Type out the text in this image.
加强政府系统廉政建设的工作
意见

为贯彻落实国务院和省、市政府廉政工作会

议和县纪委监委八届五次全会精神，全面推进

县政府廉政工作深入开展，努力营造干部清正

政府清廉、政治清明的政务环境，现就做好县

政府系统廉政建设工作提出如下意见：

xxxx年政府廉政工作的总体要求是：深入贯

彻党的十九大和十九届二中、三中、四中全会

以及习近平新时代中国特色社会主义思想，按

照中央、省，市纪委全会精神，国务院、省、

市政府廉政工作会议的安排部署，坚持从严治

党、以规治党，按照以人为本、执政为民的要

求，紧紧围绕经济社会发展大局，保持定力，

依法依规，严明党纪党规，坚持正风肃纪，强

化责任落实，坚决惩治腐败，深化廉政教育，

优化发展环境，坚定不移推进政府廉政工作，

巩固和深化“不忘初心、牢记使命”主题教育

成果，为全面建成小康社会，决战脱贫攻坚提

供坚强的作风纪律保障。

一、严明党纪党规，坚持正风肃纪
____
§ GIVEN TASK
Write out each line of the data above again, exactly as given.

§ RESPONSE FOR THIS EXERCISE
Type out the text in this image.
加强政府系统廉政建设的工作
意见

为贯彻落实国务院和省、市政府廉政工作会

议和县纪委监委八届五次全会精神，全面推进

县政府廉政工作深入开展，努力营造干部清正

政府清廉、政治清明的政务环境，现就做好县

政府系统廉政建设工作提出如下意见：

xxxx年政府廉政工作的总体要求是：深入贯

彻党的十九大和十九届二中、三中、四中全会

以及习近平新时代中国特色社会主义思想，按

照中央、省，市纪委全会精神，国务院、省、

市政府廉政工作会议的安排部署，坚持从严治

党、以规治党，按照以人为本、执政为民的要

求，紧紧围绕经济社会发展大局，保持定力，

依法依规，严明党纪党规，坚持正风肃纪，强

化责任落实，坚决惩治腐败，深化廉政教育，

优化发展环境，坚定不移推进政府廉政工作，

巩固和深化“不忘初心、牢记使命”主题教育

成果，为全面建成小康社会，决战脱贫攻坚提

供坚强的作风纪律保障。

一、严明党纪党规，坚持正风肃纪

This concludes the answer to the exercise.